> **Instruction**
Reproduce the records below exactly as they appear.

> **Material for this exercise**
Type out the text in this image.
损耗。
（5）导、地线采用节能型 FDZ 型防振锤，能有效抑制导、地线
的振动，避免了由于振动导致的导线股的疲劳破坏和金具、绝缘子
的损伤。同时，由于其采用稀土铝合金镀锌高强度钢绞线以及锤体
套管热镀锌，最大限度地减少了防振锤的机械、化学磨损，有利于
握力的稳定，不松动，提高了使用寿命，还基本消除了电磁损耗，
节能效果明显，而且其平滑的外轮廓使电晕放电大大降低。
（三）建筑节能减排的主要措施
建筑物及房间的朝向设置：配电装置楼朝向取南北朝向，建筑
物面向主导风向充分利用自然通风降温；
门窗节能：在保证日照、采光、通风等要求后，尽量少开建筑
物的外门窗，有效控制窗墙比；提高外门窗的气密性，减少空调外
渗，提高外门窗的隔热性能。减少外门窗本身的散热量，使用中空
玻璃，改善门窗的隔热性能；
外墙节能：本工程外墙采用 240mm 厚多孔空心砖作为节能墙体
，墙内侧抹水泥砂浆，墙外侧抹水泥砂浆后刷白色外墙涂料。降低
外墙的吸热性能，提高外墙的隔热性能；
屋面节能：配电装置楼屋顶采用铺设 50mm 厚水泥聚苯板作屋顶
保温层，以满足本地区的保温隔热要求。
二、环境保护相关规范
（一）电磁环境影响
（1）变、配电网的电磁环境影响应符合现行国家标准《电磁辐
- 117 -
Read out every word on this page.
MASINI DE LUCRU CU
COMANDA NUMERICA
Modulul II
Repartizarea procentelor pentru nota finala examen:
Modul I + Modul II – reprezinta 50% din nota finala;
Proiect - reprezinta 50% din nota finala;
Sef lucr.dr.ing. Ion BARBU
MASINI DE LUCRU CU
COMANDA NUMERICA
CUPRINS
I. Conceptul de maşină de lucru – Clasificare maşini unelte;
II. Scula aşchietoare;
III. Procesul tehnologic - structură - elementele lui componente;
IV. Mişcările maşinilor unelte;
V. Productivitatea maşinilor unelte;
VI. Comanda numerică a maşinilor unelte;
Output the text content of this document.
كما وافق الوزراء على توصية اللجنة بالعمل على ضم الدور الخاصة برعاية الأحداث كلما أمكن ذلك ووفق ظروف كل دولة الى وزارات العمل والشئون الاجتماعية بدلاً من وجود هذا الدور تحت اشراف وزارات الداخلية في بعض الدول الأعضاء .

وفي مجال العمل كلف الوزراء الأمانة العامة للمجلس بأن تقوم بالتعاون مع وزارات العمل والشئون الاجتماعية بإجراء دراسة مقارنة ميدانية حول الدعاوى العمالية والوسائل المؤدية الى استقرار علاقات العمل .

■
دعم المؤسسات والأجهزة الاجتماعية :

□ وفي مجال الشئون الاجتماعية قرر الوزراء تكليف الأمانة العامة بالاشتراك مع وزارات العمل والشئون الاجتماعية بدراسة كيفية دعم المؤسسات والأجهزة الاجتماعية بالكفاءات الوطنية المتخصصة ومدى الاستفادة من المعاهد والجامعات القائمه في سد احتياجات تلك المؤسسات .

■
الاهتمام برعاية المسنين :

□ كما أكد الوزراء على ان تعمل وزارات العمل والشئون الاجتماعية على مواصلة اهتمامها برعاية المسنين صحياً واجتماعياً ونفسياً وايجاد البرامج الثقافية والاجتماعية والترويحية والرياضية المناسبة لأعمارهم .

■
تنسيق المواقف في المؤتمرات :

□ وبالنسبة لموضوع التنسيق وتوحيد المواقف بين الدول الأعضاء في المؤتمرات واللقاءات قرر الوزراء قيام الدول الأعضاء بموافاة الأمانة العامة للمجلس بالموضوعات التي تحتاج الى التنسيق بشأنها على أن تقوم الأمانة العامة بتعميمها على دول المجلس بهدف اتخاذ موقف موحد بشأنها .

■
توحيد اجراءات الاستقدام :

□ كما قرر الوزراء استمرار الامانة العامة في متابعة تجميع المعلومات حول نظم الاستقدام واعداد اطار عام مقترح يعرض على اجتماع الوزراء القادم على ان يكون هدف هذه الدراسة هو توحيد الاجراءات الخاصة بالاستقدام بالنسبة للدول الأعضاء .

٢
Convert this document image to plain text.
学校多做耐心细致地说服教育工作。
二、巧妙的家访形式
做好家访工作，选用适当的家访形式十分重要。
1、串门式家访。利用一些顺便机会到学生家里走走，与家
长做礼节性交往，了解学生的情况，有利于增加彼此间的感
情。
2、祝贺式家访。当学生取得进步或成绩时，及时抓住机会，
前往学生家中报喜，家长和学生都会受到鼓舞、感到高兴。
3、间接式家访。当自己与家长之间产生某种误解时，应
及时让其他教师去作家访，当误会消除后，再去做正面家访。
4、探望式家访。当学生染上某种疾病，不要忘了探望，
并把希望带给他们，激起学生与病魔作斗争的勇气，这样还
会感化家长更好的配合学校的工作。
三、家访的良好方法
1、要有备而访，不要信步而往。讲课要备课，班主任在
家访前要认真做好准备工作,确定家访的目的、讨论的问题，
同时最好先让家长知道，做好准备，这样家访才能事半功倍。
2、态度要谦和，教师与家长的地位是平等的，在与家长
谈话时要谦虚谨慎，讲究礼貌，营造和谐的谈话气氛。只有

> **Solution for this exercise**
Type out the text in this image.
损耗。
（5）导、地线采用节能型 FDZ 型防振锤，能有效抑制导、地线
的振动，避免了由于振动导致的导线股的疲劳破坏和金具、绝缘子
的损伤。同时，由于其采用稀土铝合金镀锌高强度钢绞线以及锤体
套管热镀锌，最大限度地减少了防振锤的机械、化学磨损，有利于
握力的稳定，不松动，提高了使用寿命，还基本消除了电磁损耗，
节能效果明显，而且其平滑的外轮廓使电晕放电大大降低。
（三）建筑节能减排的主要措施
建筑物及房间的朝向设置：配电装置楼朝向取南北朝向，建筑
物面向主导风向充分利用自然通风降温；
门窗节能：在保证日照、采光、通风等要求后，尽量少开建筑
物的外门窗，有效控制窗墙比；提高外门窗的气密性，减少空调外
渗，提高外门窗的隔热性能。减少外门窗本身的散热量，使用中空
玻璃，改善门窗的隔热性能；
外墙节能：本工程外墙采用 240mm 厚多孔空心砖作为节能墙体
，墙内侧抹水泥砂浆，墙外侧抹水泥砂浆后刷白色外墙涂料。降低
外墙的吸热性能，提高外墙的隔热性能；
屋面节能：配电装置楼屋顶采用铺设 50mm 厚水泥聚苯板作屋顶
保温层，以满足本地区的保温隔热要求。
二、环境保护相关规范
（一）电磁环境影响
（1）变、配电网的电磁环境影响应符合现行国家标准《电磁辐
- 117 -
Read out every word on this page.
MASINI DE LUCRU CU
COMANDA NUMERICA
Modulul II
Repartizarea procentelor pentru nota finala examen:
Modul I + Modul II – reprezinta 50% din nota finala;
Proiect - reprezinta 50% din nota finala;
Sef lucr.dr.ing. Ion BARBU
MASINI DE LUCRU CU
COMANDA NUMERICA
CUPRINS
I. Conceptul de maşină de lucru – Clasificare maşini unelte;
II. Scula aşchietoare;
III. Procesul tehnologic - structură - elementele lui componente;
IV. Mişcările maşinilor unelte;
V. Productivitatea maşinilor unelte;
VI. Comanda numerică a maşinilor unelte;
Output the text content of this document.
كما وافق الوزراء على توصية اللجنة بالعمل على ضم الدور الخاصة برعاية الأحداث كلما أمكن ذلك ووفق ظروف كل دولة الى وزارات العمل والشئون الاجتماعية بدلاً من وجود هذا الدور تحت اشراف وزارات الداخلية في بعض الدول الأعضاء .

وفي مجال العمل كلف الوزراء الأمانة العامة للمجلس بأن تقوم بالتعاون مع وزارات العمل والشئون الاجتماعية بإجراء دراسة مقارنة ميدانية حول الدعاوى العمالية والوسائل المؤدية الى استقرار علاقات العمل .

■
دعم المؤسسات والأجهزة الاجتماعية :

□ وفي مجال الشئون الاجتماعية قرر الوزراء تكليف الأمانة العامة بالاشتراك مع وزارات العمل والشئون الاجتماعية بدراسة كيفية دعم المؤسسات والأجهزة الاجتماعية بالكفاءات الوطنية المتخصصة ومدى الاستفادة من المعاهد والجامعات القائمه في سد احتياجات تلك المؤسسات .

■
الاهتمام برعاية المسنين :

□ كما أكد الوزراء على ان تعمل وزارات العمل والشئون الاجتماعية على مواصلة اهتمامها برعاية المسنين صحياً واجتماعياً ونفسياً وايجاد البرامج الثقافية والاجتماعية والترويحية والرياضية المناسبة لأعمارهم .

■
تنسيق المواقف في المؤتمرات :

□ وبالنسبة لموضوع التنسيق وتوحيد المواقف بين الدول الأعضاء في المؤتمرات واللقاءات قرر الوزراء قيام الدول الأعضاء بموافاة الأمانة العامة للمجلس بالموضوعات التي تحتاج الى التنسيق بشأنها على أن تقوم الأمانة العامة بتعميمها على دول المجلس بهدف اتخاذ موقف موحد بشأنها .

■
توحيد اجراءات الاستقدام :

□ كما قرر الوزراء استمرار الامانة العامة في متابعة تجميع المعلومات حول نظم الاستقدام واعداد اطار عام مقترح يعرض على اجتماع الوزراء القادم على ان يكون هدف هذه الدراسة هو توحيد الاجراءات الخاصة بالاستقدام بالنسبة للدول الأعضاء .

٢
Convert this document image to plain text.
学校多做耐心细致地说服教育工作。
二、巧妙的家访形式
做好家访工作，选用适当的家访形式十分重要。
1、串门式家访。利用一些顺便机会到学生家里走走，与家
长做礼节性交往，了解学生的情况，有利于增加彼此间的感
情。
2、祝贺式家访。当学生取得进步或成绩时，及时抓住机会，
前往学生家中报喜，家长和学生都会受到鼓舞、感到高兴。
3、间接式家访。当自己与家长之间产生某种误解时，应
及时让其他教师去作家访，当误会消除后，再去做正面家访。
4、探望式家访。当学生染上某种疾病，不要忘了探望，
并把希望带给他们，激起学生与病魔作斗争的勇气，这样还
会感化家长更好的配合学校的工作。
三、家访的良好方法
1、要有备而访，不要信步而往。讲课要备课，班主任在
家访前要认真做好准备工作,确定家访的目的、讨论的问题，
同时最好先让家长知道，做好准备，这样家访才能事半功倍。
2、态度要谦和，教师与家长的地位是平等的，在与家长
谈话时要谦虚谨慎，讲究礼貌，营造和谐的谈话气氛。只有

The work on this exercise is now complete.